Required task:
Reproduce every line in the listing that contains the word "现在新人胜旧人".

Recorded data:

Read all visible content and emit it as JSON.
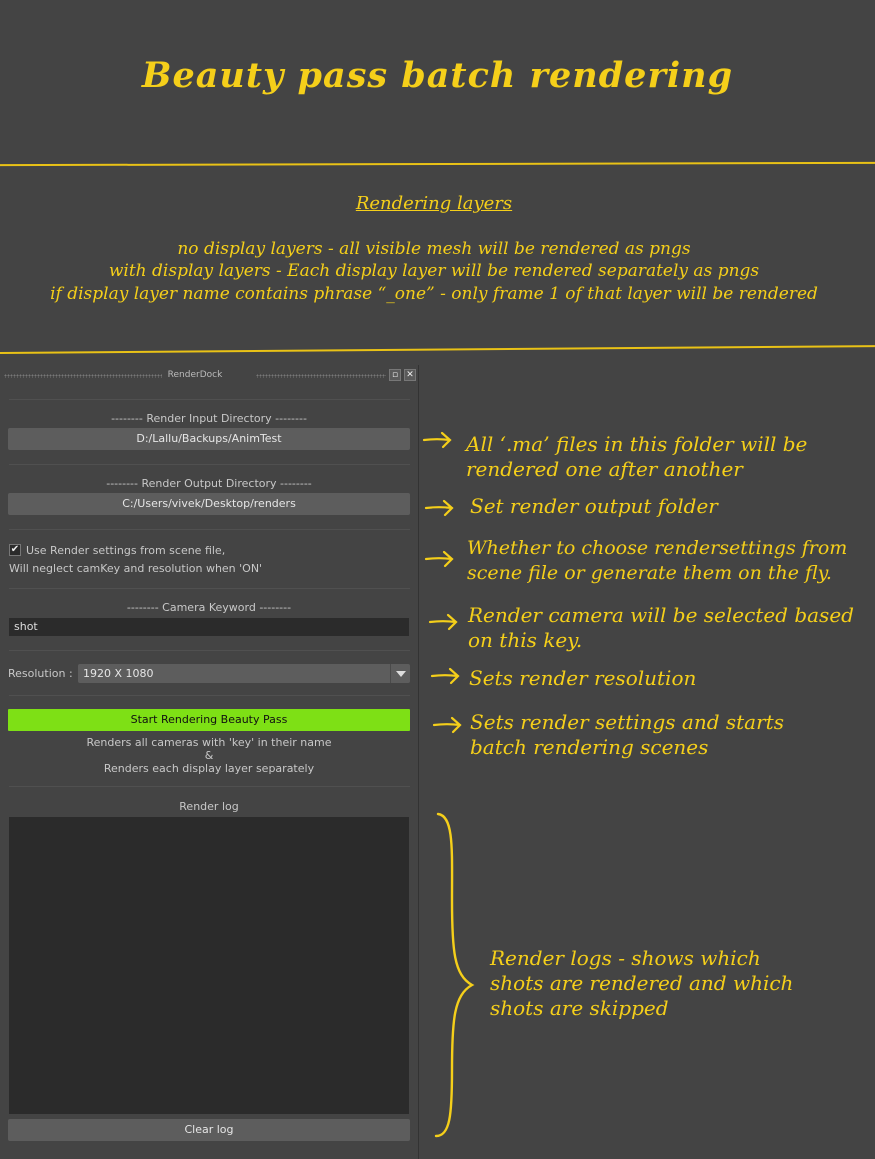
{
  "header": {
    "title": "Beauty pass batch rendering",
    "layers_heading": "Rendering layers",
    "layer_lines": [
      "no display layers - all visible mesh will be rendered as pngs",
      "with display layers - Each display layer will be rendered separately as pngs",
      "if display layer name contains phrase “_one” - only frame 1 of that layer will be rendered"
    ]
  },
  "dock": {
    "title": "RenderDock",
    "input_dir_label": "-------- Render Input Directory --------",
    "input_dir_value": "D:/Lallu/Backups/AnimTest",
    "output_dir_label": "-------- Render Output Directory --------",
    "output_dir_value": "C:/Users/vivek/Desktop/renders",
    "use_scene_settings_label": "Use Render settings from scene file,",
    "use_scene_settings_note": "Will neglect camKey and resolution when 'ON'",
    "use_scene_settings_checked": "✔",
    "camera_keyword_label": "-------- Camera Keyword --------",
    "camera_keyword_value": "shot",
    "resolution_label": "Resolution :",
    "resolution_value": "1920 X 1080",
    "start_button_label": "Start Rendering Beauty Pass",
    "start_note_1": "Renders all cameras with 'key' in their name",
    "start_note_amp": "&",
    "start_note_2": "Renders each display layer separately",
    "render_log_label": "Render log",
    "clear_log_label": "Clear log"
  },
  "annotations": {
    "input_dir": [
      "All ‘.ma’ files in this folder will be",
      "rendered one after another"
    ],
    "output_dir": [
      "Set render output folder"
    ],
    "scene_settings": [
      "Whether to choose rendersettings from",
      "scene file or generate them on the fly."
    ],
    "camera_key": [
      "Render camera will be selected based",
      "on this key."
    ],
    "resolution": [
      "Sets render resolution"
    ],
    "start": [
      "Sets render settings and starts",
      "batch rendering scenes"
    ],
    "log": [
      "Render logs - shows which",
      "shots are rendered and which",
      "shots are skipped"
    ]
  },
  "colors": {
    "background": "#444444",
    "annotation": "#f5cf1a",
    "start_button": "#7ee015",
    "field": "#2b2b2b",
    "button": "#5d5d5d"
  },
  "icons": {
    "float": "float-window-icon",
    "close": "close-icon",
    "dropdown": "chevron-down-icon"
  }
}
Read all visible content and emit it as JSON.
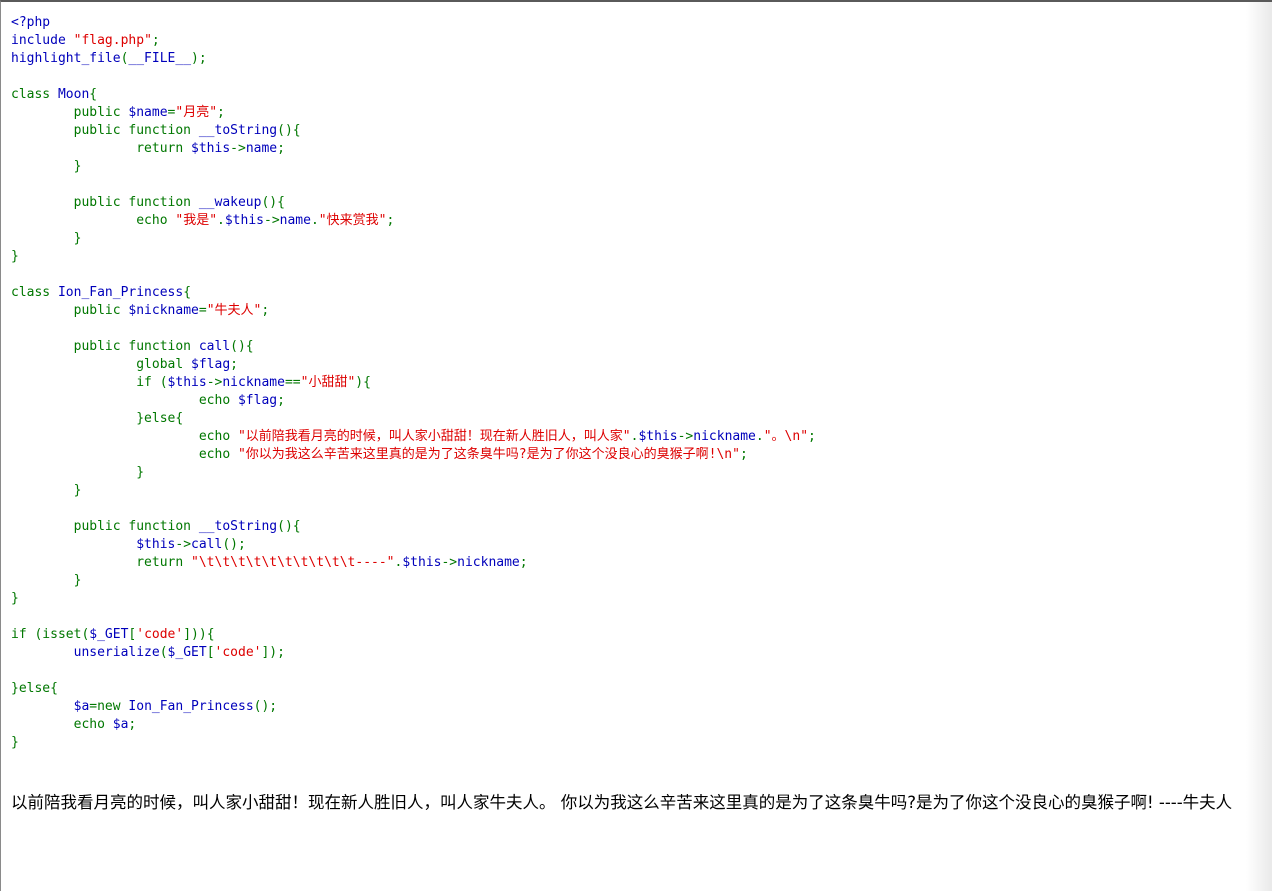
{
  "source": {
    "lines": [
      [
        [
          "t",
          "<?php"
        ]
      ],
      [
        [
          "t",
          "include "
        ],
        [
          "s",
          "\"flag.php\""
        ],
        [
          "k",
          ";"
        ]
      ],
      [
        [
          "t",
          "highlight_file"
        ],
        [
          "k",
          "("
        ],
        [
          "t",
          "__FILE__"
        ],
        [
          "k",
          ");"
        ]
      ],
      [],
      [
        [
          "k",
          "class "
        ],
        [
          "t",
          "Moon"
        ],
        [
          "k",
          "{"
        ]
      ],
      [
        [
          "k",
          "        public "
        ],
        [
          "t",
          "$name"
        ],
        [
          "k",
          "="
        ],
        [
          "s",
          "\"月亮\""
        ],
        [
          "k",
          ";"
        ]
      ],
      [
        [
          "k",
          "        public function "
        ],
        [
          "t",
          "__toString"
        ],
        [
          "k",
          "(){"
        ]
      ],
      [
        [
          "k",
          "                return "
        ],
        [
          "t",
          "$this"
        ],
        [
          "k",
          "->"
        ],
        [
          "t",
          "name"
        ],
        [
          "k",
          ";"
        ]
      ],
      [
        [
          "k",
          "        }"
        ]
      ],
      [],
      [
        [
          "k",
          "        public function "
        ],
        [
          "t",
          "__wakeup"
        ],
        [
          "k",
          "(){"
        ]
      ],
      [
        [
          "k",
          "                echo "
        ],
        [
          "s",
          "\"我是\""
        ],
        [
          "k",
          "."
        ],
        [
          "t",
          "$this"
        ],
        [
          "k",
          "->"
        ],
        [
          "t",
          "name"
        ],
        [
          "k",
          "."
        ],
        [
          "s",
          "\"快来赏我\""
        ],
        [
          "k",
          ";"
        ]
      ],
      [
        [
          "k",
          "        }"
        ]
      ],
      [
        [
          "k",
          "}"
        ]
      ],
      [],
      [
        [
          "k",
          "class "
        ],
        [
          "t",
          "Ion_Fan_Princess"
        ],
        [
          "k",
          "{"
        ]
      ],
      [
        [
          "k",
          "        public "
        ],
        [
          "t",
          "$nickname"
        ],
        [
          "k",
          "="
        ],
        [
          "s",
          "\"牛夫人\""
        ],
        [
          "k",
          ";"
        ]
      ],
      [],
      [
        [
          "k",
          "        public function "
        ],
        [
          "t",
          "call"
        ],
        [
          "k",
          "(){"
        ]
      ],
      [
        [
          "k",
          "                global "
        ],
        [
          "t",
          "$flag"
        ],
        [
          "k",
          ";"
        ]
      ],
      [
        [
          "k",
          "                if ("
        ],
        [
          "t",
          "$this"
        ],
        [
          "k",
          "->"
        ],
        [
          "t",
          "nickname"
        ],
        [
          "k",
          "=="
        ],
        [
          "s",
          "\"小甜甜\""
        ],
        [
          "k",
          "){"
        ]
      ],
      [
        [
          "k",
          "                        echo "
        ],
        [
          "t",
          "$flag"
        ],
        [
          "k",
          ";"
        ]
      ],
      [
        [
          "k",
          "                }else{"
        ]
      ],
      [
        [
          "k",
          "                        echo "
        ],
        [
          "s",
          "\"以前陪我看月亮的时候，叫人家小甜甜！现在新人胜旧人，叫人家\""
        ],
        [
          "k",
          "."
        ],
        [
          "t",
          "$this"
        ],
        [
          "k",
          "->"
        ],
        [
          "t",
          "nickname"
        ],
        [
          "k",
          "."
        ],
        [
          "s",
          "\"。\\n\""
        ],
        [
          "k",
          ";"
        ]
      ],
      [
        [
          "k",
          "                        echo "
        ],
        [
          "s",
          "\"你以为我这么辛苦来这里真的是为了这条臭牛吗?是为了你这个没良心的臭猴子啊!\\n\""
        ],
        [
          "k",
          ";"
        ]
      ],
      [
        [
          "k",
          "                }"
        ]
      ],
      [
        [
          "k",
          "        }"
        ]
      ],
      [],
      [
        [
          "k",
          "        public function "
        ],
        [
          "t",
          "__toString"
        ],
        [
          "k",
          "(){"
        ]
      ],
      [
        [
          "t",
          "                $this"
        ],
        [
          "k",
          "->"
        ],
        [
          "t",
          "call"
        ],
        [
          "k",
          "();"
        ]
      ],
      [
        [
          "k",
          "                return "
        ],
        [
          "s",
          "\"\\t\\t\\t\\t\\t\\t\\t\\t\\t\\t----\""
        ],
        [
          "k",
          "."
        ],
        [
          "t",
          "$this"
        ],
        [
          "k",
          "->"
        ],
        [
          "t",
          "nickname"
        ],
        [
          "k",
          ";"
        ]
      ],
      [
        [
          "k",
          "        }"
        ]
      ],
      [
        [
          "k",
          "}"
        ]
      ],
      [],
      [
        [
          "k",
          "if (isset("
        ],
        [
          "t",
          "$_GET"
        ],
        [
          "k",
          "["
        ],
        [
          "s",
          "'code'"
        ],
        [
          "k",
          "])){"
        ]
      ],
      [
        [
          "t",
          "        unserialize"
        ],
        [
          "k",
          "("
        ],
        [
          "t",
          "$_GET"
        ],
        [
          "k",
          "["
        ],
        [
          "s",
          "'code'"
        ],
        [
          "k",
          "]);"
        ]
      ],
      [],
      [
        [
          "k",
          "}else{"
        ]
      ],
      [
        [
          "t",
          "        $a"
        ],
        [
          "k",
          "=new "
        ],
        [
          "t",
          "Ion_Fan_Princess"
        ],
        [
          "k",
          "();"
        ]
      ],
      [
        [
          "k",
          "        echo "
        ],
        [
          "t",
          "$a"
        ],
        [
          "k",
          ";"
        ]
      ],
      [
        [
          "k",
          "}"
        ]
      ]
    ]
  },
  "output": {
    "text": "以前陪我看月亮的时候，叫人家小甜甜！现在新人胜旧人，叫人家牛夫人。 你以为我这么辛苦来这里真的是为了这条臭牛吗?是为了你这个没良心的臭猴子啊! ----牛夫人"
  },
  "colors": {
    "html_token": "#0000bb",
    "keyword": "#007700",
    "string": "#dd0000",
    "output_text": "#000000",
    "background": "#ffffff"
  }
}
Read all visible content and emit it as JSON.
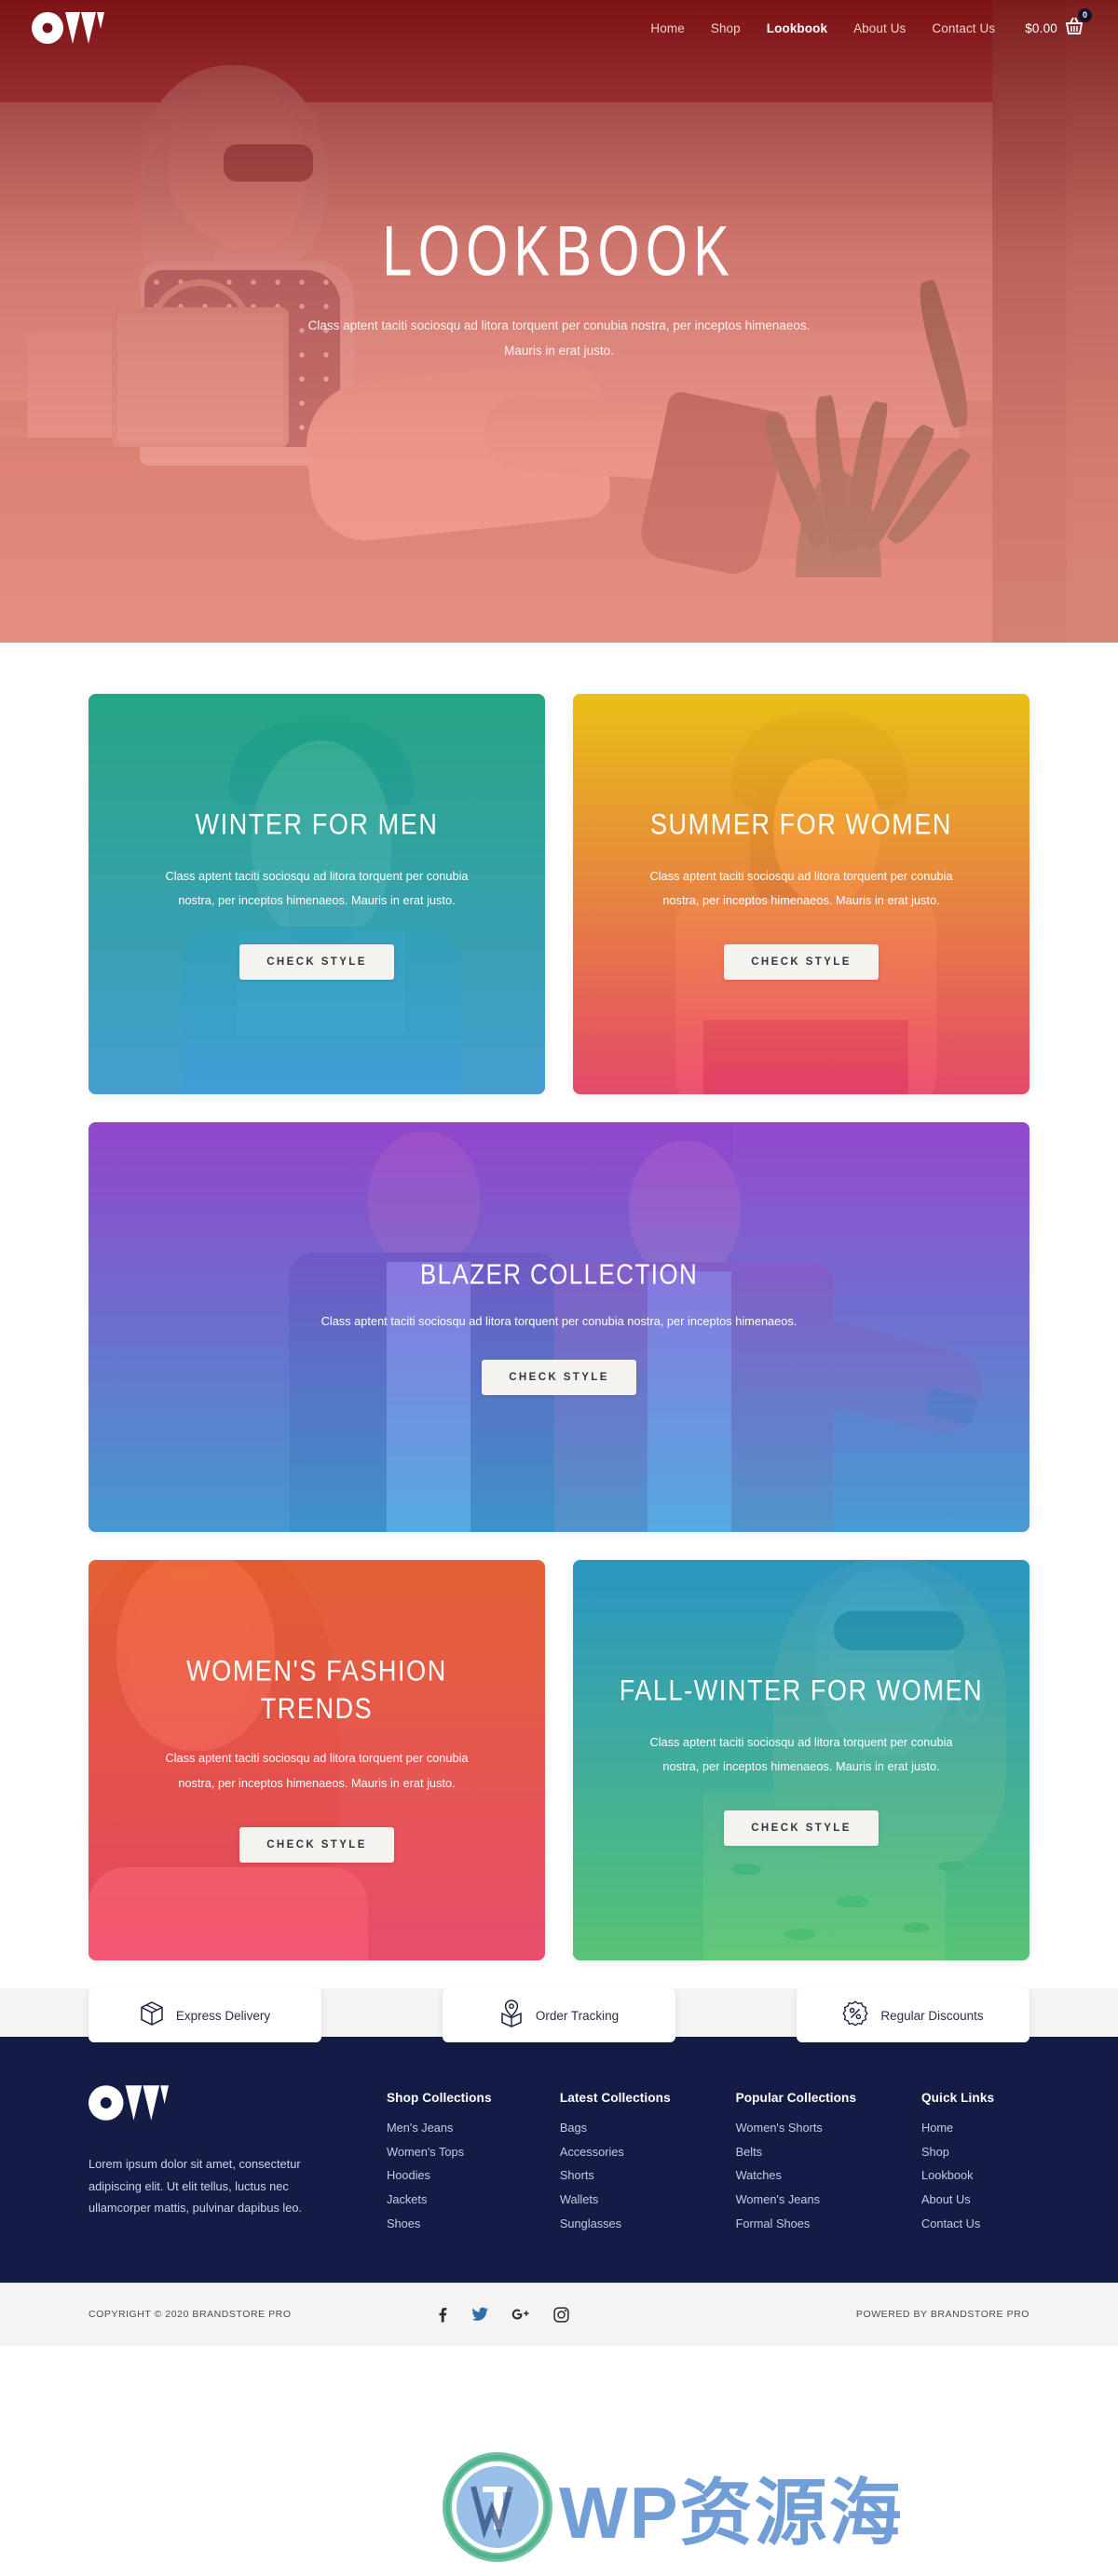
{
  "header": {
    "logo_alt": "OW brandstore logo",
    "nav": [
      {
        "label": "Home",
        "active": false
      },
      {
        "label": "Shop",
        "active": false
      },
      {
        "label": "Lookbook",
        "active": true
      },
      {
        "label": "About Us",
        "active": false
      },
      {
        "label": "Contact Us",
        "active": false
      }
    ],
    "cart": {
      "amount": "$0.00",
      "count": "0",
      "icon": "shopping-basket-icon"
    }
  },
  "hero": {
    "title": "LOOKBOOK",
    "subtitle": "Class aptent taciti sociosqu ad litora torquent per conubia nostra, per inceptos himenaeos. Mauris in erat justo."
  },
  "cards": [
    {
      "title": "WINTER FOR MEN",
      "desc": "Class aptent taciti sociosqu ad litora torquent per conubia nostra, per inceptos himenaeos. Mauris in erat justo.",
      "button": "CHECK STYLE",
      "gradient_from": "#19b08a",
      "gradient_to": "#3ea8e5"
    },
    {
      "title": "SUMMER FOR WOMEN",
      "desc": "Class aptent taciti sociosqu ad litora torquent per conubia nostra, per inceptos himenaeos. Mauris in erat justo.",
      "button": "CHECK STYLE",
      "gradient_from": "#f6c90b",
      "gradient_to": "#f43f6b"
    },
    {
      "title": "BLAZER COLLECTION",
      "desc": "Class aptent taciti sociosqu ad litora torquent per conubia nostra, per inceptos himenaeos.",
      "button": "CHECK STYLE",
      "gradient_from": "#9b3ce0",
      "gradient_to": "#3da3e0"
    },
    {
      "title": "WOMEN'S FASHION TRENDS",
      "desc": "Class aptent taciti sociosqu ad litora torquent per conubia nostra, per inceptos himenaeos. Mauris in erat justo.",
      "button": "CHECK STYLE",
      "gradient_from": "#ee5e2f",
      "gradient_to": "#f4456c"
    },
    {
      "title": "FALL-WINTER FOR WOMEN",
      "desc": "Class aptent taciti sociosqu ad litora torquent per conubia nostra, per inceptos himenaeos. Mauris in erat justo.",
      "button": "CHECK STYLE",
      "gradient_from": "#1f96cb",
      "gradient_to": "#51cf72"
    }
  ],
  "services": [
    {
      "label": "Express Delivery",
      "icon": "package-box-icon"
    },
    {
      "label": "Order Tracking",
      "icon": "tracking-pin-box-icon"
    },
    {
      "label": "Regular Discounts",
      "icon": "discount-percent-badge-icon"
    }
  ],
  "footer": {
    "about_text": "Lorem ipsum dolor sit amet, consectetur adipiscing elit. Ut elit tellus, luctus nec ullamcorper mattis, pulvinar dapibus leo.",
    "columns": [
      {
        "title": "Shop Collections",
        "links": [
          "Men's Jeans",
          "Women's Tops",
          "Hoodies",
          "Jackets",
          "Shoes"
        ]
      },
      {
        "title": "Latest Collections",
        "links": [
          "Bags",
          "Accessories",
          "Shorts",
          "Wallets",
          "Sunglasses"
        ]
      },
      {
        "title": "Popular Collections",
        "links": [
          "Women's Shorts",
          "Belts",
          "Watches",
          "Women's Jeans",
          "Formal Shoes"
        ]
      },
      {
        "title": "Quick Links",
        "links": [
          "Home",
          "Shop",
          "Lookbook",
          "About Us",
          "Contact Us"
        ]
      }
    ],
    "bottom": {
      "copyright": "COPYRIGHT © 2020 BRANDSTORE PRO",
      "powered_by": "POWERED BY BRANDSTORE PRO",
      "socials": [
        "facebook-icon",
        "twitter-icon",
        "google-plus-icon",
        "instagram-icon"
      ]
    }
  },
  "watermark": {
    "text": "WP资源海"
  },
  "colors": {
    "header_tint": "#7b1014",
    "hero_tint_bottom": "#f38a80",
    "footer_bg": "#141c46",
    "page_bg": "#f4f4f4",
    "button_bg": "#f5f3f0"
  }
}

Task answer:
          "\"以前陪我看月亮的时候，叫人家小甜甜！现在新人胜旧人，叫人家\""
    "text": "以前陪我看月亮的时候，叫人家小甜甜！现在新人胜旧人，叫人家牛夫人。 你以为我这么辛苦来这里真的是为了这条臭牛吗?是为了你这个没良心的臭猴子啊! ----牛夫人"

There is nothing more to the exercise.